**Given problem**. Write out each record below exactly as it appears, with no pictures.

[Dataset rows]
——

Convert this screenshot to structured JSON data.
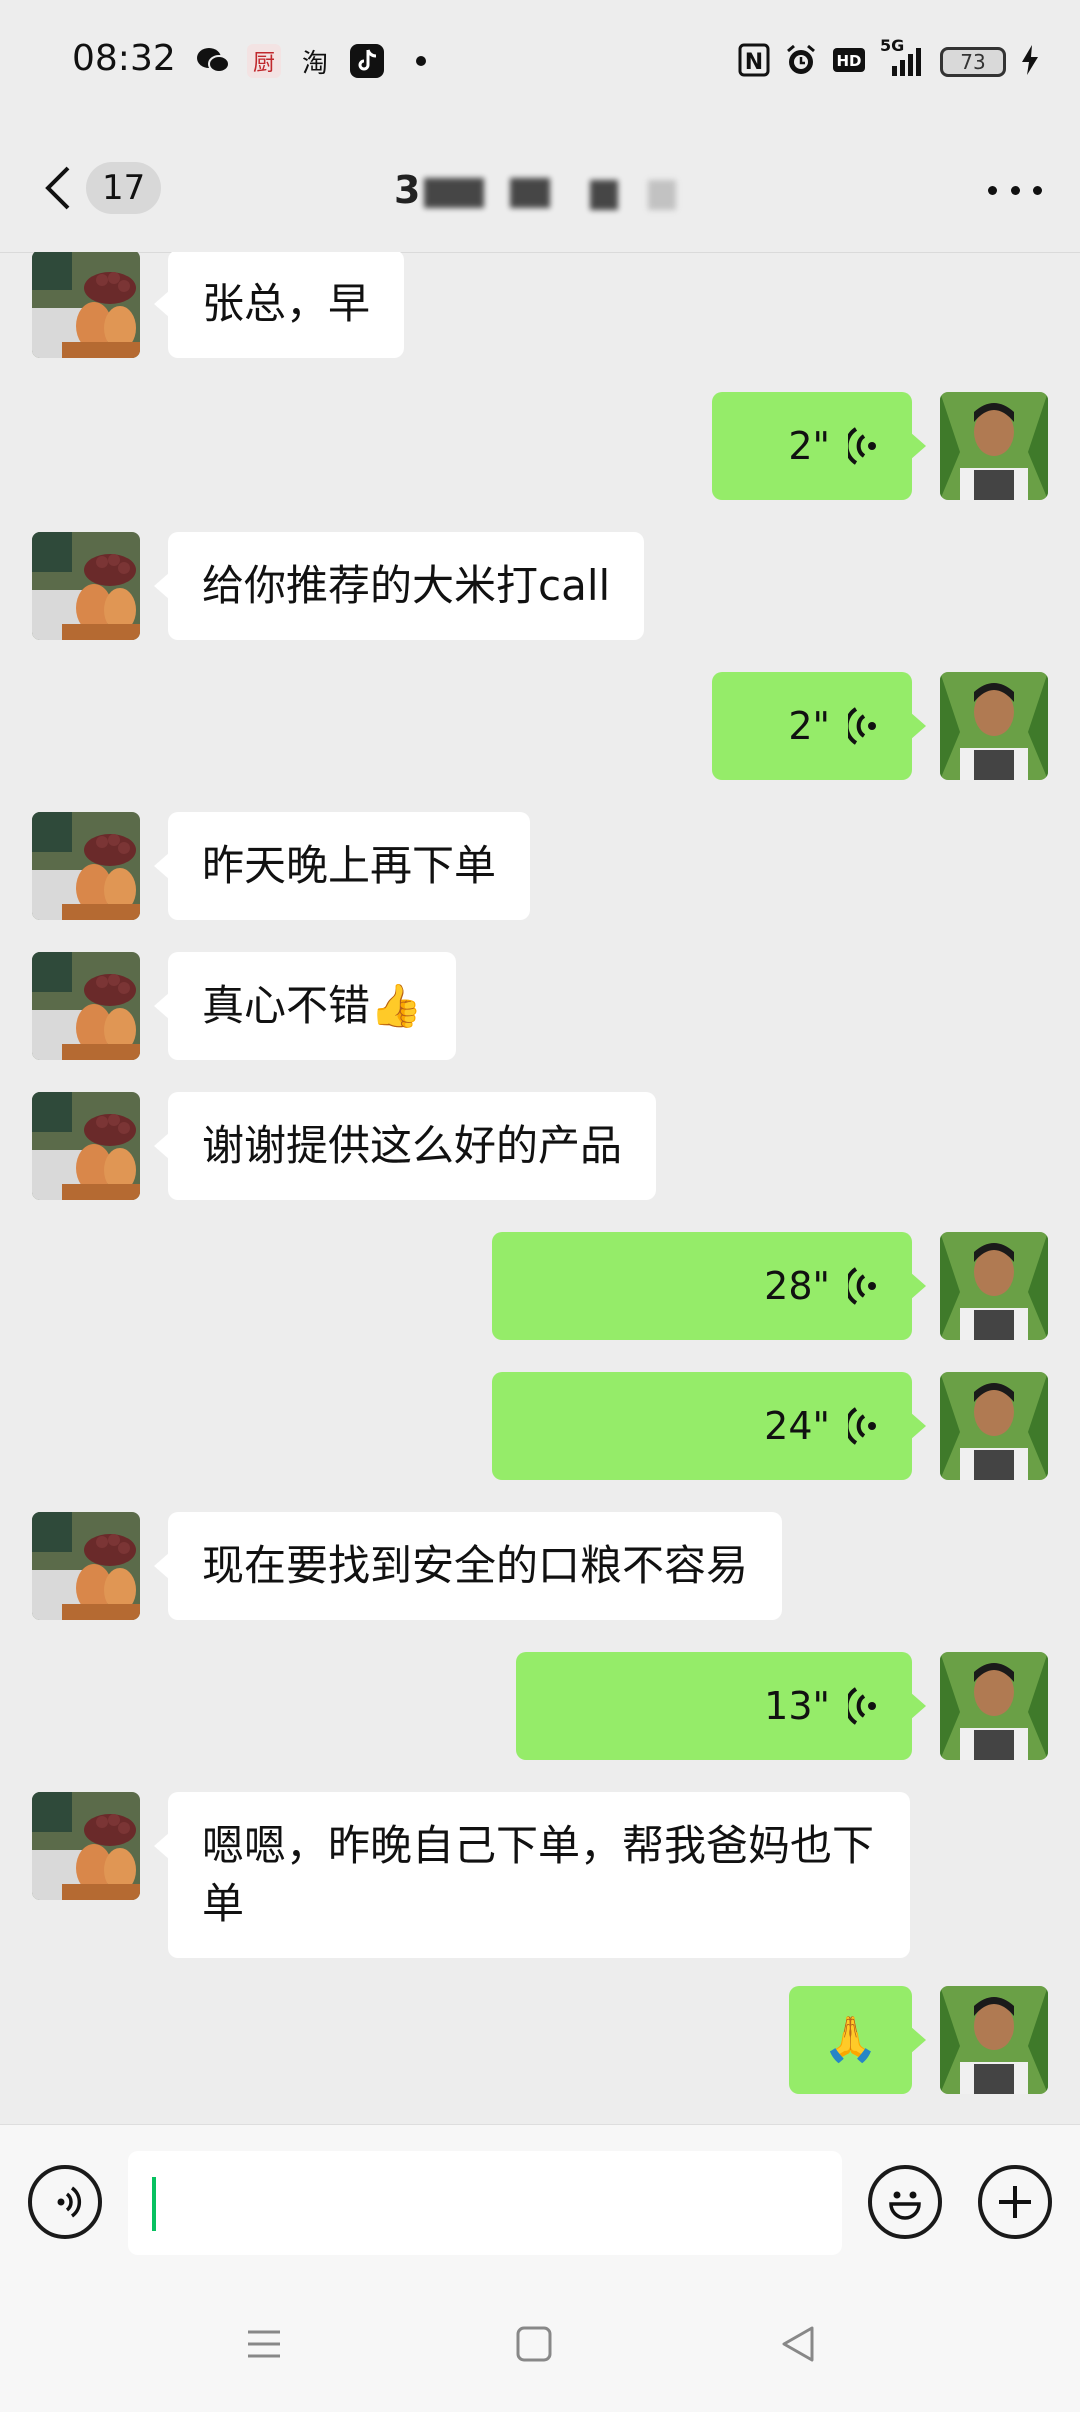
{
  "status_bar": {
    "time": "08:32",
    "apps": [
      "wechat-icon",
      "chef-app-icon",
      "taobao-icon",
      "tiktok-icon"
    ],
    "chef_label": "厨",
    "taobao_label": "淘",
    "network": "5G",
    "battery": "73"
  },
  "nav": {
    "unread_count": "17",
    "title_visible": "3"
  },
  "messages": [
    {
      "side": "left",
      "type": "text",
      "text": "张总，早"
    },
    {
      "side": "right",
      "type": "voice",
      "duration": "2\""
    },
    {
      "side": "left",
      "type": "text",
      "text": "给你推荐的大米打call"
    },
    {
      "side": "right",
      "type": "voice",
      "duration": "2\""
    },
    {
      "side": "left",
      "type": "text",
      "text": "昨天晚上再下单"
    },
    {
      "side": "left",
      "type": "text",
      "text": "真心不错👍"
    },
    {
      "side": "left",
      "type": "text",
      "text": "谢谢提供这么好的产品"
    },
    {
      "side": "right",
      "type": "voice",
      "duration": "28\""
    },
    {
      "side": "right",
      "type": "voice",
      "duration": "24\""
    },
    {
      "side": "left",
      "type": "text",
      "text": "现在要找到安全的口粮不容易"
    },
    {
      "side": "right",
      "type": "voice",
      "duration": "13\""
    },
    {
      "side": "left",
      "type": "text",
      "text": "嗯嗯，昨晚自己下单，帮我爸妈也下单"
    },
    {
      "side": "right",
      "type": "emoji",
      "text": "🙏"
    }
  ],
  "input": {
    "value": ""
  },
  "colors": {
    "background": "#ededed",
    "outgoing_bubble": "#95ec69",
    "incoming_bubble": "#ffffff",
    "caret": "#07c160"
  }
}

——

**Answer to this exercise**.
Convert this screenshot to structured JSON data.
{
  "status_bar": {
    "time": "08:32",
    "apps": [
      "wechat-icon",
      "chef-app-icon",
      "taobao-icon",
      "tiktok-icon"
    ],
    "chef_label": "厨",
    "taobao_label": "淘",
    "network": "5G",
    "battery": "73"
  },
  "nav": {
    "unread_count": "17",
    "title_visible": "3"
  },
  "messages": [
    {
      "side": "left",
      "type": "text",
      "text": "张总，早"
    },
    {
      "side": "right",
      "type": "voice",
      "duration": "2\""
    },
    {
      "side": "left",
      "type": "text",
      "text": "给你推荐的大米打call"
    },
    {
      "side": "right",
      "type": "voice",
      "duration": "2\""
    },
    {
      "side": "left",
      "type": "text",
      "text": "昨天晚上再下单"
    },
    {
      "side": "left",
      "type": "text",
      "text": "真心不错👍"
    },
    {
      "side": "left",
      "type": "text",
      "text": "谢谢提供这么好的产品"
    },
    {
      "side": "right",
      "type": "voice",
      "duration": "28\""
    },
    {
      "side": "right",
      "type": "voice",
      "duration": "24\""
    },
    {
      "side": "left",
      "type": "text",
      "text": "现在要找到安全的口粮不容易"
    },
    {
      "side": "right",
      "type": "voice",
      "duration": "13\""
    },
    {
      "side": "left",
      "type": "text",
      "text": "嗯嗯，昨晚自己下单，帮我爸妈也下单"
    },
    {
      "side": "right",
      "type": "emoji",
      "text": "🙏"
    }
  ],
  "input": {
    "value": ""
  },
  "colors": {
    "background": "#ededed",
    "outgoing_bubble": "#95ec69",
    "incoming_bubble": "#ffffff",
    "caret": "#07c160"
  }
}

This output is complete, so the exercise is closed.